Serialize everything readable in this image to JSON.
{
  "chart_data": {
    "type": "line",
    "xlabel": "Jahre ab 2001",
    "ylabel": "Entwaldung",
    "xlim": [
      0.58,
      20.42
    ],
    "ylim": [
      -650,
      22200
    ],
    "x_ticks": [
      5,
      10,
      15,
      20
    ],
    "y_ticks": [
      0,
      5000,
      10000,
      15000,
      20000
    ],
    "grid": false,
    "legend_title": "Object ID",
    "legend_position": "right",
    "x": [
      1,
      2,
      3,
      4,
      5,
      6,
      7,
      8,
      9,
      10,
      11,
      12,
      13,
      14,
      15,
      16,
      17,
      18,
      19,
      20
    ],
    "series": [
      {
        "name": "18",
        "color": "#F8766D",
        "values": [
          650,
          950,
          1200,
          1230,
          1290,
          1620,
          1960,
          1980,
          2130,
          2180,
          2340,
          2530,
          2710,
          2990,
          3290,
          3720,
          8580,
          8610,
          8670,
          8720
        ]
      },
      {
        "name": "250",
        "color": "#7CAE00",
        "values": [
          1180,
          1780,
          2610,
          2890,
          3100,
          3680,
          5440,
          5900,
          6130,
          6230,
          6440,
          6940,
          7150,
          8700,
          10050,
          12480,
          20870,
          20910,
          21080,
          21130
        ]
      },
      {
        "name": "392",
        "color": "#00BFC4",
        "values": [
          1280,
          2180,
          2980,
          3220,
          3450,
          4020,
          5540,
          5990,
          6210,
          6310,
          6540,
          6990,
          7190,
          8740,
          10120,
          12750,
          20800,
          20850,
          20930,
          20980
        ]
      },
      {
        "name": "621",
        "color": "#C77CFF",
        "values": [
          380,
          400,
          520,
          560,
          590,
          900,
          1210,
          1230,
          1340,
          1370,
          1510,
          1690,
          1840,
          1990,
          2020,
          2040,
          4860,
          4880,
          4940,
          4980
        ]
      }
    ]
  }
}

▶ To do: Set all of the entries down again, exactly as they were given.

▶ Correct answer:
Serialize everything readable in this image to JSON.
{
  "chart_data": {
    "type": "line",
    "xlabel": "Jahre ab 2001",
    "ylabel": "Entwaldung",
    "xlim": [
      0.58,
      20.42
    ],
    "ylim": [
      -650,
      22200
    ],
    "x_ticks": [
      5,
      10,
      15,
      20
    ],
    "y_ticks": [
      0,
      5000,
      10000,
      15000,
      20000
    ],
    "grid": false,
    "legend_title": "Object ID",
    "legend_position": "right",
    "x": [
      1,
      2,
      3,
      4,
      5,
      6,
      7,
      8,
      9,
      10,
      11,
      12,
      13,
      14,
      15,
      16,
      17,
      18,
      19,
      20
    ],
    "series": [
      {
        "name": "18",
        "color": "#F8766D",
        "values": [
          650,
          950,
          1200,
          1230,
          1290,
          1620,
          1960,
          1980,
          2130,
          2180,
          2340,
          2530,
          2710,
          2990,
          3290,
          3720,
          8580,
          8610,
          8670,
          8720
        ]
      },
      {
        "name": "250",
        "color": "#7CAE00",
        "values": [
          1180,
          1780,
          2610,
          2890,
          3100,
          3680,
          5440,
          5900,
          6130,
          6230,
          6440,
          6940,
          7150,
          8700,
          10050,
          12480,
          20870,
          20910,
          21080,
          21130
        ]
      },
      {
        "name": "392",
        "color": "#00BFC4",
        "values": [
          1280,
          2180,
          2980,
          3220,
          3450,
          4020,
          5540,
          5990,
          6210,
          6310,
          6540,
          6990,
          7190,
          8740,
          10120,
          12750,
          20800,
          20850,
          20930,
          20980
        ]
      },
      {
        "name": "621",
        "color": "#C77CFF",
        "values": [
          380,
          400,
          520,
          560,
          590,
          900,
          1210,
          1230,
          1340,
          1370,
          1510,
          1690,
          1840,
          1990,
          2020,
          2040,
          4860,
          4880,
          4940,
          4980
        ]
      }
    ]
  }
}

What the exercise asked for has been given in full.